## [TASK BRIEF]
Among the records below, find each line that includes the string "vergeben" and copy it.

(Stored data entries)

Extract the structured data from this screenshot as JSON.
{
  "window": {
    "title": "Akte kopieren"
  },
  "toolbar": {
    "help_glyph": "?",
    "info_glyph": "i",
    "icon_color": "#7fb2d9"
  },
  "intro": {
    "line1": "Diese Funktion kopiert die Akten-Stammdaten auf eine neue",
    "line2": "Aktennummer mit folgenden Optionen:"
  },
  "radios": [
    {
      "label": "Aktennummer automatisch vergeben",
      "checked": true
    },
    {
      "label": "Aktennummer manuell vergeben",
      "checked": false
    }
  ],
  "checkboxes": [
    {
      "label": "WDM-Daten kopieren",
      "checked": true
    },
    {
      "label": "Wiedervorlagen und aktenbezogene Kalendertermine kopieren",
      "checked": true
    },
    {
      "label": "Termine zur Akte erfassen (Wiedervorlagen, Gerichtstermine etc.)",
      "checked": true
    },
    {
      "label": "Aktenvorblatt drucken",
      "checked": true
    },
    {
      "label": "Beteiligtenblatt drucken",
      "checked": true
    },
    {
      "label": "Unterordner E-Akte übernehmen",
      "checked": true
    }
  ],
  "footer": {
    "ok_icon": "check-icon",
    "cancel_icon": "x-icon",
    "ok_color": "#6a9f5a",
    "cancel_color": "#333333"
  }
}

## [EXERCISE SOLUTION]
      "label": "Aktennummer automatisch vergeben",
      "label": "Aktennummer manuell vergeben",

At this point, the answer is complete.